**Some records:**
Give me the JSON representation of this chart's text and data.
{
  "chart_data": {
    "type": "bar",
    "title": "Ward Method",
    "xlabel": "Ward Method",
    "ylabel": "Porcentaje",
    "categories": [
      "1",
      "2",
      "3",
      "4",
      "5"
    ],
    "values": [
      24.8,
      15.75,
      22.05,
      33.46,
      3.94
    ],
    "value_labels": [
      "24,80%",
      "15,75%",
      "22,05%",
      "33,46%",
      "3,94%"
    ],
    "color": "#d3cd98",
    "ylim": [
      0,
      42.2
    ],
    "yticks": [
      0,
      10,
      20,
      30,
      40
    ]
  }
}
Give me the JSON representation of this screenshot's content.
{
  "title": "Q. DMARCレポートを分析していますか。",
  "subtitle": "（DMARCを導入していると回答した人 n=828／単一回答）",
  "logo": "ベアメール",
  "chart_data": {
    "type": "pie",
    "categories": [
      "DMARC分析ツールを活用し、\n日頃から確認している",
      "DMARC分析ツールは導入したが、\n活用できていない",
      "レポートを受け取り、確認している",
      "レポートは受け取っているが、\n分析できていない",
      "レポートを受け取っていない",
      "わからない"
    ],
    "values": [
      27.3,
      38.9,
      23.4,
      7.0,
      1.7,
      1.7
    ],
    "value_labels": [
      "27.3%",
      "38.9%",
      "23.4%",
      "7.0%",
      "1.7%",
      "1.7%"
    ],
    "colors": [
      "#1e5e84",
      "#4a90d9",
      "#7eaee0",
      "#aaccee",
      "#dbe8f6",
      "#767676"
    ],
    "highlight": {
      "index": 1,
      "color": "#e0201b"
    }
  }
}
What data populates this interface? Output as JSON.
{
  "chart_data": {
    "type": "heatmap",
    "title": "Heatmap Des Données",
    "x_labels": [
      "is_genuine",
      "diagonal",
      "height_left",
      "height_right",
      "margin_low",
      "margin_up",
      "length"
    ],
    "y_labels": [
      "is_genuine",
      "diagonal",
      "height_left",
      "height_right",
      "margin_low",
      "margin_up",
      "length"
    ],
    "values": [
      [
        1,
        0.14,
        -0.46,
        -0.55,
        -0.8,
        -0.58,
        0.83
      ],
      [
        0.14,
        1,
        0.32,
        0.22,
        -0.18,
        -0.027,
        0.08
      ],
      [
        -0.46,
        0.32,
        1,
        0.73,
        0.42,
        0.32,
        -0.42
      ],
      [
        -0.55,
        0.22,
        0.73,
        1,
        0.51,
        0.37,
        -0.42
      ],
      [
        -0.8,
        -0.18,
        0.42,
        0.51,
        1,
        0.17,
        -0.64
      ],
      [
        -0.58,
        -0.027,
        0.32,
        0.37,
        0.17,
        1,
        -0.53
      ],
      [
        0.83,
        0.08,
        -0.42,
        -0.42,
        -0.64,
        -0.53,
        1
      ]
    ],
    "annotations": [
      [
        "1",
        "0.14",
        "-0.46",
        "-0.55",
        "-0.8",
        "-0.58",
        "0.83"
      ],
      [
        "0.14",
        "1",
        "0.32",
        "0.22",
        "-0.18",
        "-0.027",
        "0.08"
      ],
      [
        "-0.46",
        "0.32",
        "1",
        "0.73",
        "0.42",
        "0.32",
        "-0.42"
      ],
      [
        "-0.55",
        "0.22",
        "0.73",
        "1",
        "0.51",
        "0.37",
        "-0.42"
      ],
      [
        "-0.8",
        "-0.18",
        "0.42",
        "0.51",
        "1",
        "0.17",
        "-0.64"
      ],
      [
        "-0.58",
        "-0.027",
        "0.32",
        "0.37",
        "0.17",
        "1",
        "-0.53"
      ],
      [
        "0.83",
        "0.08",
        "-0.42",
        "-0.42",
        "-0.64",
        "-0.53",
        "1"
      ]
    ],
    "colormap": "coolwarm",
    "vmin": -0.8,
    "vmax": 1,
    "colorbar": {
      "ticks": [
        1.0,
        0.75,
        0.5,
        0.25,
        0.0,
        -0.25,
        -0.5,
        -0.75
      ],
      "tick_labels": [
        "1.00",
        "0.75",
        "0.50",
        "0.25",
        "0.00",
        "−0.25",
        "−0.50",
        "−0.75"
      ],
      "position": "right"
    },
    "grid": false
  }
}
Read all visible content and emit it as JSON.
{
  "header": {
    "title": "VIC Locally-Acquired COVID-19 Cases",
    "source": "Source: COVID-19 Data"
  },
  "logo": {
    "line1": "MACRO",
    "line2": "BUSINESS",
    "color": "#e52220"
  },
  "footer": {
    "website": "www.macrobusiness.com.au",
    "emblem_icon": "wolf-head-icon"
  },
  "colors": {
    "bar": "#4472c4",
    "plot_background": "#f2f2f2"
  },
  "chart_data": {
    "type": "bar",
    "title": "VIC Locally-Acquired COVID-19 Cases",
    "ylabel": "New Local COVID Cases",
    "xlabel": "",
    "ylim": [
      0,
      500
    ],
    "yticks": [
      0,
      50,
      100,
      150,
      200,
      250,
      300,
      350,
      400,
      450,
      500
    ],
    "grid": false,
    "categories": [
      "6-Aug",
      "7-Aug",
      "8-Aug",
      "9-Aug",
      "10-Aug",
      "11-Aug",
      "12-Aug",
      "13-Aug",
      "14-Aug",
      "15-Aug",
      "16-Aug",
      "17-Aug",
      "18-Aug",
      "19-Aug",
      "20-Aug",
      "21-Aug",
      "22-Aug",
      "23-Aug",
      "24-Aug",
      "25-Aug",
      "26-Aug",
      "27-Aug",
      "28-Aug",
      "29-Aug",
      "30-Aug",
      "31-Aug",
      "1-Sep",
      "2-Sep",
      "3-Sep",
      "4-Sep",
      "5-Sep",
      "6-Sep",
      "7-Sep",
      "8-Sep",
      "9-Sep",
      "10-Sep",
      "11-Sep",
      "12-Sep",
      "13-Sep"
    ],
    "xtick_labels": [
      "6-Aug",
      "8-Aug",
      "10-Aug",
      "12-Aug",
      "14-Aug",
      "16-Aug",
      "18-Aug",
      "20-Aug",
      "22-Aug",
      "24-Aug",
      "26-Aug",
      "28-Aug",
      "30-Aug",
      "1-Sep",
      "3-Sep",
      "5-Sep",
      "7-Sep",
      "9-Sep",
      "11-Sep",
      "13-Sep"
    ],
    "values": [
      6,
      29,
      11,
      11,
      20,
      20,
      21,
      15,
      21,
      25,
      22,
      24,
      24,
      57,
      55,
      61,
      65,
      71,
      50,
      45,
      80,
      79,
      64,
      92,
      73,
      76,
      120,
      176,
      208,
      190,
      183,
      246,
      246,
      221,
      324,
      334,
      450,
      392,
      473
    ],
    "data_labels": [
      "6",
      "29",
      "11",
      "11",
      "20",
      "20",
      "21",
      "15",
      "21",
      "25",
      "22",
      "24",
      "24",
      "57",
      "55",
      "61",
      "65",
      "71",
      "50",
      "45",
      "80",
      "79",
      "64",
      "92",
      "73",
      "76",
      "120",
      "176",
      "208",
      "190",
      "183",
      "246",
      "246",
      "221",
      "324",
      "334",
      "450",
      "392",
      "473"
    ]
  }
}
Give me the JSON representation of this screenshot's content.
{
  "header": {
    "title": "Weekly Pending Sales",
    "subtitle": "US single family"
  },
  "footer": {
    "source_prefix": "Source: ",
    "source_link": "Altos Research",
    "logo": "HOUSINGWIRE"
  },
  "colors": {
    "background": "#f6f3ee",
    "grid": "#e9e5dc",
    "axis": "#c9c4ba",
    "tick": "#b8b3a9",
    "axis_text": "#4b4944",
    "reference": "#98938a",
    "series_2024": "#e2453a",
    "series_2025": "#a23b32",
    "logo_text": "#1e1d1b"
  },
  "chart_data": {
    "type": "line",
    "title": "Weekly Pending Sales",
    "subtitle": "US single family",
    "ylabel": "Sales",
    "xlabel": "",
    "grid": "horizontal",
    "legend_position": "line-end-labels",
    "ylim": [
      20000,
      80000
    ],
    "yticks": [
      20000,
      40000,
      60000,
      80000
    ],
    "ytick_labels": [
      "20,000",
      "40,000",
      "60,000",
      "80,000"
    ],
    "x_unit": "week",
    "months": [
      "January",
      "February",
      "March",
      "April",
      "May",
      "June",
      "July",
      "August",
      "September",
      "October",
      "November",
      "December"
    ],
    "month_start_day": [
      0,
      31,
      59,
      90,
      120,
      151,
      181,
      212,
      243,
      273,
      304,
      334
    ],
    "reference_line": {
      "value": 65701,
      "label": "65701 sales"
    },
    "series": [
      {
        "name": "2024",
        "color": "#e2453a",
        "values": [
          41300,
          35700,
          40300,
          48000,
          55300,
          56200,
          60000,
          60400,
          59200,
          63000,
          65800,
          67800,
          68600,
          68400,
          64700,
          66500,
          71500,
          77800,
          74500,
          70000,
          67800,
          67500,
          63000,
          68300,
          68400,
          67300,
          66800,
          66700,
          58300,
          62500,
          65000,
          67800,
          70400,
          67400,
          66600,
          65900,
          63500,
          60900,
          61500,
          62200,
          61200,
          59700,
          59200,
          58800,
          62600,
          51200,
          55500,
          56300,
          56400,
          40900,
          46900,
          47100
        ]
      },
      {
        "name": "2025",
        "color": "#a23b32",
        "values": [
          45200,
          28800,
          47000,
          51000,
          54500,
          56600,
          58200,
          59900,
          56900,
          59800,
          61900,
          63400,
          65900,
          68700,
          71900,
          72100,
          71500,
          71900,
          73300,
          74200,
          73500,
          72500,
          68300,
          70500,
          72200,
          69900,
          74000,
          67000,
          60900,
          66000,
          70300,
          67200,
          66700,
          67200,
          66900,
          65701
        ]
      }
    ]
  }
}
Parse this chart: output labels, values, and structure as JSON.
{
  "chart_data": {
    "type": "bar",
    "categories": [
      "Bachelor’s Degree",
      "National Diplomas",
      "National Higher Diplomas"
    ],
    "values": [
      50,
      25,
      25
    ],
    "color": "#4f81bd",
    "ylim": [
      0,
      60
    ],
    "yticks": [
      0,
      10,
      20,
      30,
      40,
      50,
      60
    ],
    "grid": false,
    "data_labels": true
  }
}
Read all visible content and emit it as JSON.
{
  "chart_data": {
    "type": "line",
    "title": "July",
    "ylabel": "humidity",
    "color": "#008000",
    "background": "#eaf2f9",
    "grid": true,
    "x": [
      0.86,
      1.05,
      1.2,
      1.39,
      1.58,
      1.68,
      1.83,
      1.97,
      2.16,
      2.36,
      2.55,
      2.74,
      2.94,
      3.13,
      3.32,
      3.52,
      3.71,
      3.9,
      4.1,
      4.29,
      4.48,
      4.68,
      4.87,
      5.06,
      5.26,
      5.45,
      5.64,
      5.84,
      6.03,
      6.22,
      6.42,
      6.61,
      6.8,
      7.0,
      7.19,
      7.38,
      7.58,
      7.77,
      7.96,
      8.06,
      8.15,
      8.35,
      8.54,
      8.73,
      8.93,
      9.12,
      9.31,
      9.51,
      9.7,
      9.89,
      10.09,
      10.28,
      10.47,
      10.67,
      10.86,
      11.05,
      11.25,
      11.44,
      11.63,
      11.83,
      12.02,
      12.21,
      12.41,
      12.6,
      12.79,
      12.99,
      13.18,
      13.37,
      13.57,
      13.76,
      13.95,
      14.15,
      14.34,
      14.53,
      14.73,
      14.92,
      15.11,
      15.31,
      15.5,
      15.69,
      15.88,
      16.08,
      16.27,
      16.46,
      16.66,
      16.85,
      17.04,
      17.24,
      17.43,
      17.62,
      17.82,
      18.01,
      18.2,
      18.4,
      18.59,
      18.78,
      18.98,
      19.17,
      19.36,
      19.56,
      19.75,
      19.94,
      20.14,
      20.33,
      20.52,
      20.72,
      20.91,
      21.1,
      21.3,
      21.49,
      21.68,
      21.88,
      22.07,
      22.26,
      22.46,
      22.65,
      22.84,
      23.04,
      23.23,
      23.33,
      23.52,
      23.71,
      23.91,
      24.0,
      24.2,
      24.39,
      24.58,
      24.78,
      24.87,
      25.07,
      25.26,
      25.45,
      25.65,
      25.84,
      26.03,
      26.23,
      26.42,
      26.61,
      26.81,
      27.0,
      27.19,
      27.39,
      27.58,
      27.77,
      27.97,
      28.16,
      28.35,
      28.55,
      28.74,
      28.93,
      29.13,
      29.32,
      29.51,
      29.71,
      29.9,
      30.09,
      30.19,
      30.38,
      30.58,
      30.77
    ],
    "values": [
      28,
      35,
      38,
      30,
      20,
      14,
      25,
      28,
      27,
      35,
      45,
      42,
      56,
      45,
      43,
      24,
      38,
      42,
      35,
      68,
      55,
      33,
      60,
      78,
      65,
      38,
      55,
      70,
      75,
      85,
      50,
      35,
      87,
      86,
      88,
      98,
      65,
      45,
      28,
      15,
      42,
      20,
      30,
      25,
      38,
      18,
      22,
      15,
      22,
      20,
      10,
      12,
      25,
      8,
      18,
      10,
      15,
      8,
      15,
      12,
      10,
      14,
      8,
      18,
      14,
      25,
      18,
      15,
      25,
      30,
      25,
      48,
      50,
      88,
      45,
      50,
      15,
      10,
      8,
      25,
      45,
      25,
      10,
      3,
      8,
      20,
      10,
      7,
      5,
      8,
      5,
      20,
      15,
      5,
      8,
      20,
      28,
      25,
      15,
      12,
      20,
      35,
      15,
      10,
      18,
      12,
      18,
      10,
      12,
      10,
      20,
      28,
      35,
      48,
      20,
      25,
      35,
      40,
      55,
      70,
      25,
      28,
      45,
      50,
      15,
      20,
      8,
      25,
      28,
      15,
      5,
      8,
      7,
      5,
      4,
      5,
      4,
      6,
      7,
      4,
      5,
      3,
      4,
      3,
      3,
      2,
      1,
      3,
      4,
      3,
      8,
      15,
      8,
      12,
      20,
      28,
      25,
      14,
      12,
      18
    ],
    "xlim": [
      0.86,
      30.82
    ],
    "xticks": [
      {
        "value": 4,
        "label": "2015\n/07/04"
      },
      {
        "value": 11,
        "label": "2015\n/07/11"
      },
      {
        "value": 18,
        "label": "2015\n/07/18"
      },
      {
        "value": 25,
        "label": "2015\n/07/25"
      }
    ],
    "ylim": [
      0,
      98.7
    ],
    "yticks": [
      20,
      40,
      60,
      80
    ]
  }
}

**Work instructions:**
Wherever the string "Method" appears in the entries above, list that line.

**Task result:**
    "title": "Ward Method",
    "xlabel": "Ward Method",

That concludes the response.